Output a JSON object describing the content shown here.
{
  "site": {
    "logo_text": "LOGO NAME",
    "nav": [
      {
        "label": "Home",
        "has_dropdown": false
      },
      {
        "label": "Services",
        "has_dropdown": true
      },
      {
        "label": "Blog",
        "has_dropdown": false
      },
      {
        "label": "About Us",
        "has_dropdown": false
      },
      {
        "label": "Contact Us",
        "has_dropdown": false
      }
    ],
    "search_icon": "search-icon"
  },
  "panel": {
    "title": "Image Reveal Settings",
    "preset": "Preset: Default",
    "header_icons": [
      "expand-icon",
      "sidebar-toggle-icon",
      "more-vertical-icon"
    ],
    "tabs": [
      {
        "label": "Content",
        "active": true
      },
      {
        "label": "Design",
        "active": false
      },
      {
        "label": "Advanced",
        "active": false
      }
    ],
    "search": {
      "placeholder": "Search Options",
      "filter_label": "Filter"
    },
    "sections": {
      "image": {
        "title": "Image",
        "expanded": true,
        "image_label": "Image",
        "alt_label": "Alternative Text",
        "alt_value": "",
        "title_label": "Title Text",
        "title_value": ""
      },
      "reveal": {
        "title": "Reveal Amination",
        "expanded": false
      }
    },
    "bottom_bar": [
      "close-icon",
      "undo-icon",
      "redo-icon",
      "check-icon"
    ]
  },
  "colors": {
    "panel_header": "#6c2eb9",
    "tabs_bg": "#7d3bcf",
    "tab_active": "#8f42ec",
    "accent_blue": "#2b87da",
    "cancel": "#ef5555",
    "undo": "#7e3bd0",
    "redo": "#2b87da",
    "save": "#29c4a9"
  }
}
---
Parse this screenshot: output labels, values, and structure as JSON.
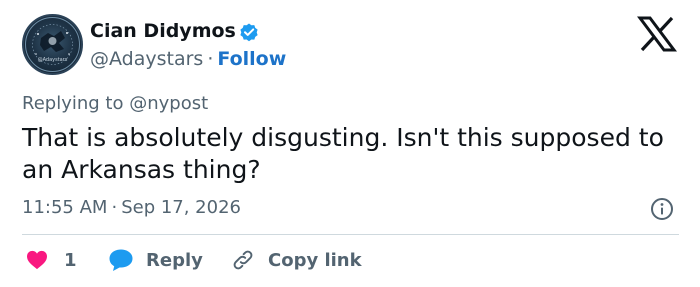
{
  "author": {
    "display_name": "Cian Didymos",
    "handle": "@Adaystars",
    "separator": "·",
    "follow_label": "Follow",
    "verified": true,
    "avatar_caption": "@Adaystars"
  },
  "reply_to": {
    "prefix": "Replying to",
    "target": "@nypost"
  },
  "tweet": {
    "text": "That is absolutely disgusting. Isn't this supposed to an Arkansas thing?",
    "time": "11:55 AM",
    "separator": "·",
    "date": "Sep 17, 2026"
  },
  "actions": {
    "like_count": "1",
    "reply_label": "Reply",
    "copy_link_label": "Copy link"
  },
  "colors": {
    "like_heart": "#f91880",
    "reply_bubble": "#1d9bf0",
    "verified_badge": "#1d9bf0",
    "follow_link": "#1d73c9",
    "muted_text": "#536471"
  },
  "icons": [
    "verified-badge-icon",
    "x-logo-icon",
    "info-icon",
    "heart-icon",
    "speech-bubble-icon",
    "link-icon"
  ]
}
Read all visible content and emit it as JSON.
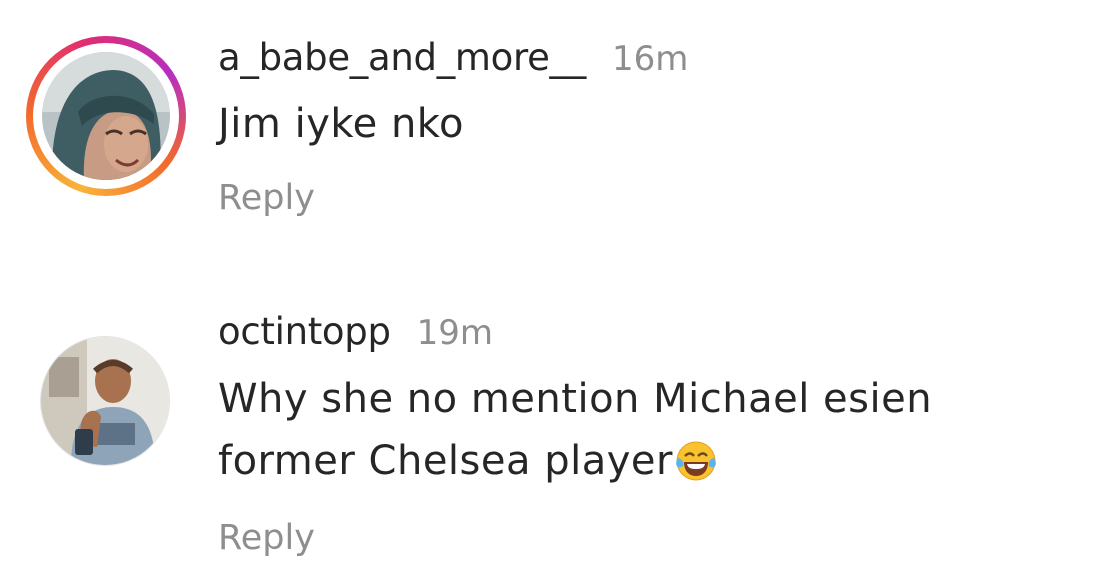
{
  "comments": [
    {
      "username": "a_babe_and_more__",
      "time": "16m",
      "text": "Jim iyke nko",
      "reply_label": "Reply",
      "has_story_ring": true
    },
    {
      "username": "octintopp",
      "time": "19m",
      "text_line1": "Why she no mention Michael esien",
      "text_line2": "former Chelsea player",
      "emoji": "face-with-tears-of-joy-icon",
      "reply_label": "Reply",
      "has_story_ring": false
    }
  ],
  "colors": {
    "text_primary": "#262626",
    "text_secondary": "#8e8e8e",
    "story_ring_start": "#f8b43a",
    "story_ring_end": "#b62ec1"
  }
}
==
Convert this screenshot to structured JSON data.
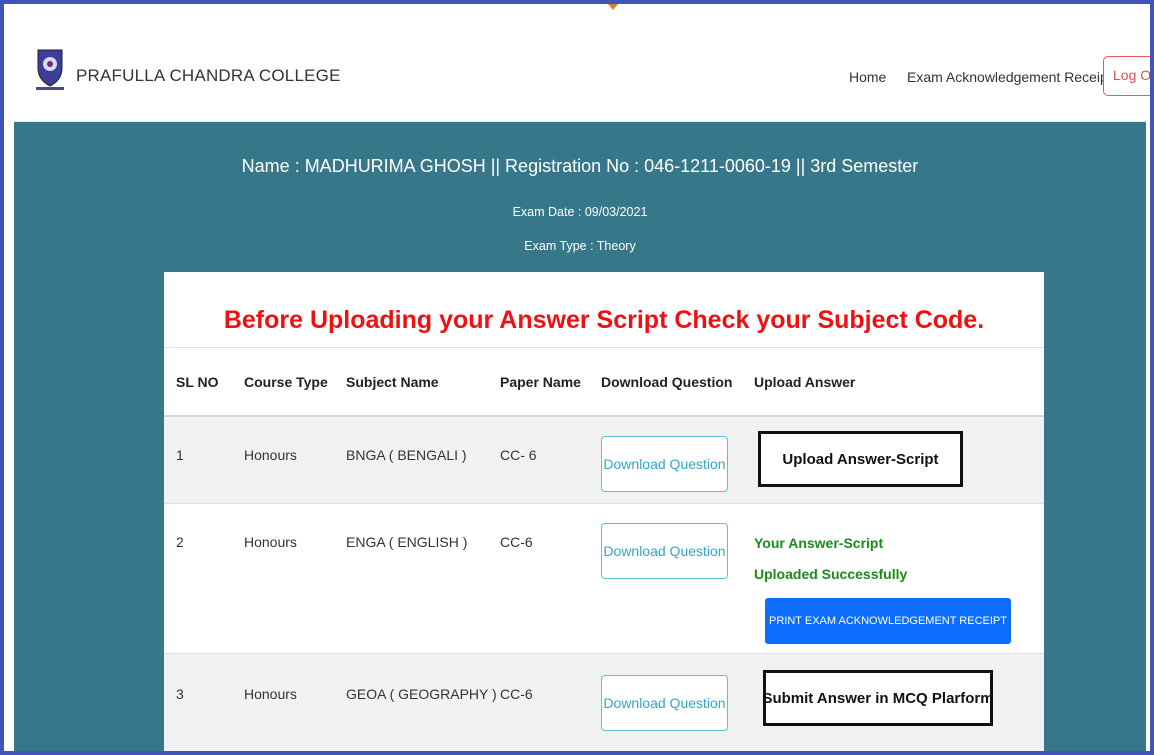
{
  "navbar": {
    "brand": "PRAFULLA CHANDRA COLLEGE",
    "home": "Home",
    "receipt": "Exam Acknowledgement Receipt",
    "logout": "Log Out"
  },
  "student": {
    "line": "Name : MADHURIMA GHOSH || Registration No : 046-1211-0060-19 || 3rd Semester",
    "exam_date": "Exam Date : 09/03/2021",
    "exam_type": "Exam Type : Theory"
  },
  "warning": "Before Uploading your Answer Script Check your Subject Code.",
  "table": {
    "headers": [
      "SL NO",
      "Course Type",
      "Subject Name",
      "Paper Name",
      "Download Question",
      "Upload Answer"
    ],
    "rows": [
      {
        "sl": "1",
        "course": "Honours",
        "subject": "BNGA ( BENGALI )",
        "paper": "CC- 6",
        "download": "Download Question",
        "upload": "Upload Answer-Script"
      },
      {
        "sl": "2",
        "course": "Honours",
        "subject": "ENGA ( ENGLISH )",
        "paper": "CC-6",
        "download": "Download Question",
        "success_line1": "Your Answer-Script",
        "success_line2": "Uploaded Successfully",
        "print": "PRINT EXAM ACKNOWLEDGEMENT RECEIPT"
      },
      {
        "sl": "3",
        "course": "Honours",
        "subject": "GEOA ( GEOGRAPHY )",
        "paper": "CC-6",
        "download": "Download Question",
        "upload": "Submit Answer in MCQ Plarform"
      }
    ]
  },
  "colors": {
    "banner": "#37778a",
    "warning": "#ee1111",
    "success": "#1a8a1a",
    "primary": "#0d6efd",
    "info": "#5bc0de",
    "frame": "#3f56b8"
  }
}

● EXERCISE PROMPT
Check each line above for the string "true" and show the ones that have it.

● TASK SOLUTION
        "has_dropdown": true
        "active": true
        "expanded": true,
    "verified": true,
      "has_story_ring": true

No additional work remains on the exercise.